Part of a data file
'''

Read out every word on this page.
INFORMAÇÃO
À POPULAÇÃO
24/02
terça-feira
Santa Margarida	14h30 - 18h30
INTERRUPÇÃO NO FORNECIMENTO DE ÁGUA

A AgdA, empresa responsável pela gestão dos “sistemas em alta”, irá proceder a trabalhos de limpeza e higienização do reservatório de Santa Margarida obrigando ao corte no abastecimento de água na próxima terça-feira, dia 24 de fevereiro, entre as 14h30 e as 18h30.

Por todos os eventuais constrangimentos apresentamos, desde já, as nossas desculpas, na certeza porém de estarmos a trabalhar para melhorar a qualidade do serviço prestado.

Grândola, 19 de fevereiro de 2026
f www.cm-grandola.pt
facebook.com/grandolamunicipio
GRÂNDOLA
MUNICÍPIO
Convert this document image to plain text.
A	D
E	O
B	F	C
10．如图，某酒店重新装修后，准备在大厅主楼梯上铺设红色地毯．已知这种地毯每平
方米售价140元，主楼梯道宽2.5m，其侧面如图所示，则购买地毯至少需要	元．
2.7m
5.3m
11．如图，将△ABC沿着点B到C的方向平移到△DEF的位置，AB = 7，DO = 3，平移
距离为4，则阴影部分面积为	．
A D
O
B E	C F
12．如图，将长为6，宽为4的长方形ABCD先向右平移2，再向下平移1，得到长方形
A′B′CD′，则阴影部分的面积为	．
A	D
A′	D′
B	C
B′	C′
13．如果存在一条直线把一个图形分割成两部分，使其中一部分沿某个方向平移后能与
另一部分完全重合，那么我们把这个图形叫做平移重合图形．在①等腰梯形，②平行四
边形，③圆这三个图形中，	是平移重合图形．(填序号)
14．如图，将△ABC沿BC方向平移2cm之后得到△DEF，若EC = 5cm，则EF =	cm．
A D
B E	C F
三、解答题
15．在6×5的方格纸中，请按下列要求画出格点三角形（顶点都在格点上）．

'''

What is expected>
Tally the lines of the listing in which the word "Margarida" occurs, and state the total alone.

Result of the task>
2